(TASK REQUIREMENTS): Please reproduce everything in the KubeSphere excerpt from "Install KubeSphere using" down to "your browser now.".
[EXCERPT TO READ — start]
Key metrics of kube-scheduler

  • scheduler_schedule_attempts: Difference of the number of attempts to schedule pods, by the result. unschedulable means a pod could not be scheduled, while error means an internal scheduler problem.
  • scheduler_schedule_attempt_rate: Rate of the number of attempts to schedule pods, by the result. unschedulable means a pod could not be scheduled, while error means an internal scheduler problem.
  • scheduler_e2e_scheduling_latency: The end-to-end scheduling latency, which is the sum of the scheduling algorithm latency and the binding latency.
kube-scheduler Monitoring Metrics

How to Install KubeSphere

KubeSphere is a distributed operating system providing cloud native stack with Kubernetes as its kernel, and offers rich observability from application to infrastructure. KubeSphere supports installing on cloud-hosted and on-premises Kubernetes cluster, or installing on Linux machines. This guide only walk you through the installation on existing Kubernetes cluster.

Prerequisites

  • Kubernetes version1.15.x, 1.16.x, 1.17.x
  • Helm version >= 2.10.0 and < 3.0,see Install and Configure Helm in Kubernetes; KubeSphere 3.0 will support Helm 3.0.
  • A default Storage Class in your Kubernetes cluster is configured; use kubectl get sc to verify it.
  • Available resource CPU >= 1 Core and memory >= 2G
  • The CSR signing feature is activated in kube-apiserver, see RKE installation issue.

Deploy KubeSphere on Kubernetes

No internet access? Refer to Air-gapped Installation for instructions on how to use your own private registry to install KubeSphere.

Install KubeSphere using kubectl, assuming your cluster has internet access.

  • If there are 1 Core and 2 GB RAM available in your cluster, use the command below to trigger a default minimal installation only:
kubectl apply -f https://raw.githubusercontent.com/kubesphere/ks-installer/master/kubesphere-minimal.yaml
  • If there are 8 Cores and 16 GB RAM available in your cluster, use the command below to install a complete KubeSphere, i.e. with all components enabled:
kubectl apply -f https://raw.githubusercontent.com/kubesphere/ks-installer/master/kubesphere-complete-setup.yaml

Verify the real-time logs. When you see the following outputs, congratulation! You can access KubeSphere console in your browser now.
[EXCERPT TO READ — finish]
[EXERCISE DATA — start]
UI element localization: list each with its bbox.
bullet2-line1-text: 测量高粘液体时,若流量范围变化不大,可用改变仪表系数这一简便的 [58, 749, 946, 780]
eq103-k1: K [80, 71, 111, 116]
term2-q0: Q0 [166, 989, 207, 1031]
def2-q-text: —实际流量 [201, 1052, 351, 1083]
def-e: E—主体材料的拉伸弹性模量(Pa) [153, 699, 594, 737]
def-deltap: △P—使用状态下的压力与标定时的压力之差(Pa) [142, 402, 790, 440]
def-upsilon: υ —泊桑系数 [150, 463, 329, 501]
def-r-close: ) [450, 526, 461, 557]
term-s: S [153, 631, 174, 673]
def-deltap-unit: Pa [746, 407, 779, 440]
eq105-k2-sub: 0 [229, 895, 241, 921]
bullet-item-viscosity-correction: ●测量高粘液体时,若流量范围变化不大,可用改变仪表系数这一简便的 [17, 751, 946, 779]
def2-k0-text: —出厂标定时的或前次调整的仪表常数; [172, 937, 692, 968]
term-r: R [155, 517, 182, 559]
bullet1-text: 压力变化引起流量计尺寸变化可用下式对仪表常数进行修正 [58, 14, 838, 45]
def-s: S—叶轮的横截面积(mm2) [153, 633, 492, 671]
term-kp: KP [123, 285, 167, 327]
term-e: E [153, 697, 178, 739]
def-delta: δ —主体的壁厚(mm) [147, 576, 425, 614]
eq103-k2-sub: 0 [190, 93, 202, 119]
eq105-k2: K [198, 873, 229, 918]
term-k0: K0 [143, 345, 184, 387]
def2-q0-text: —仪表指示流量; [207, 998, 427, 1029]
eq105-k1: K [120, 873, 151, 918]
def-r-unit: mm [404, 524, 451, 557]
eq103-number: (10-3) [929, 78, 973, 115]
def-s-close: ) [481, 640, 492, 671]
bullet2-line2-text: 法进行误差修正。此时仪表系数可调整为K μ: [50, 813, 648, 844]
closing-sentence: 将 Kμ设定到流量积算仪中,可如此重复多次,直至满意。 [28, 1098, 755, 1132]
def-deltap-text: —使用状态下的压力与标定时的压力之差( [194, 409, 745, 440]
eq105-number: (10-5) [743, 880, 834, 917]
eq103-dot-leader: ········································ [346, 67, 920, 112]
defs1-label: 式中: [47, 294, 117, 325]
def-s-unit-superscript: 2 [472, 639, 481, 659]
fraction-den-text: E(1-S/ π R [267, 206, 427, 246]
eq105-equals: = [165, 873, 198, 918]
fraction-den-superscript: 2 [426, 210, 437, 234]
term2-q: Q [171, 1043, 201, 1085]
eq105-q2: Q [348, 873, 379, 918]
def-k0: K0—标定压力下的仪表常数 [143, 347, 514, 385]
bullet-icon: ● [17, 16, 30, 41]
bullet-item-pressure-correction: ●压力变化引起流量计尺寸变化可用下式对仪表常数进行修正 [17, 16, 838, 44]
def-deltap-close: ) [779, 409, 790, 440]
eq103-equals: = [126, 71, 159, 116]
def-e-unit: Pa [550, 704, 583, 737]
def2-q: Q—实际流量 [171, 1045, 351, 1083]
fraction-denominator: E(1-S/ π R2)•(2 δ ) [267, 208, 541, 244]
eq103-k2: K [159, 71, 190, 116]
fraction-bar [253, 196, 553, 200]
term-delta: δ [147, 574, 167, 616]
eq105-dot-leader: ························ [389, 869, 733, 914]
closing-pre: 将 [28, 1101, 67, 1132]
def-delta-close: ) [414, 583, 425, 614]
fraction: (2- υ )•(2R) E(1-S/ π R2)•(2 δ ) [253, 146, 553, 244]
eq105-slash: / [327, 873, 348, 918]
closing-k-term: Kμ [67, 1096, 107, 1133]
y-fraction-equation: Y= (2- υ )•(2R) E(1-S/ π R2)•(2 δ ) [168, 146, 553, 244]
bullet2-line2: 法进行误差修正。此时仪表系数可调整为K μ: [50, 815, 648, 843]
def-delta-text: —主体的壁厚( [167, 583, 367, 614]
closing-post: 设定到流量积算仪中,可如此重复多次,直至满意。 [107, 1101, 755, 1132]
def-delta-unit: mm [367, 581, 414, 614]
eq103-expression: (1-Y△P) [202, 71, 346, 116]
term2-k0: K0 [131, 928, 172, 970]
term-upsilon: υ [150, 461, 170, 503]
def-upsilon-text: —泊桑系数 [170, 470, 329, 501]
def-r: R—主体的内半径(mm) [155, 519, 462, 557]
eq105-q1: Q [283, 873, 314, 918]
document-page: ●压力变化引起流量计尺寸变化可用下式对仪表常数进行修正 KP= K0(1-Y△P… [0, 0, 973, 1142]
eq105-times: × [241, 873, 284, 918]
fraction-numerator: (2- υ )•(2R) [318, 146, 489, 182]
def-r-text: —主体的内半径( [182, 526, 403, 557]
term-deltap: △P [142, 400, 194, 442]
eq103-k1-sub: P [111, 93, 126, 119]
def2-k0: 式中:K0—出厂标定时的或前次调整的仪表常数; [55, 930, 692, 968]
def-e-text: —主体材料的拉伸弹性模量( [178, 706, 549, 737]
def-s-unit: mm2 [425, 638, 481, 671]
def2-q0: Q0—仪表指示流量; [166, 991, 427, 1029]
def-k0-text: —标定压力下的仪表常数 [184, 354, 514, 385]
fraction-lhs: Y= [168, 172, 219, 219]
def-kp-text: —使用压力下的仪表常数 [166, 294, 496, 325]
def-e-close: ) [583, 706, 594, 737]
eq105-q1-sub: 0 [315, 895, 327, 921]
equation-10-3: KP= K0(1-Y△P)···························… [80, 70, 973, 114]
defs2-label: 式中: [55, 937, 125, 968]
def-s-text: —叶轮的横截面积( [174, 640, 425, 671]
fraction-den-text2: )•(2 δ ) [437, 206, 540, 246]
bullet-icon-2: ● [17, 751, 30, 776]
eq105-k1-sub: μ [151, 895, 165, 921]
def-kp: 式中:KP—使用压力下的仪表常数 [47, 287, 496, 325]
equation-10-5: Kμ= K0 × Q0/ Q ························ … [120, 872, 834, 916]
[EXERCISE DATA — finish]
(YOUR SOLUTION):
Install KubeSphere using kubectl, assuming your cluster has internet access.

  • If there are 1 Core and 2 GB RAM available in your cluster, use the command below to trigger a default minimal installation only:
kubectl apply -f https://raw.githubusercontent.com/kubesphere/ks-installer/master/kubesphere-minimal.yaml
  • If there are 8 Cores and 16 GB RAM available in your cluster, use the command below to install a complete KubeSphere, i.e. with all components enabled:
kubectl apply -f https://raw.githubusercontent.com/kubesphere/ks-installer/master/kubesphere-complete-setup.yaml

Verify the real-time logs. When you see the following outputs, congratulation! You can access KubeSphere console in your browser now.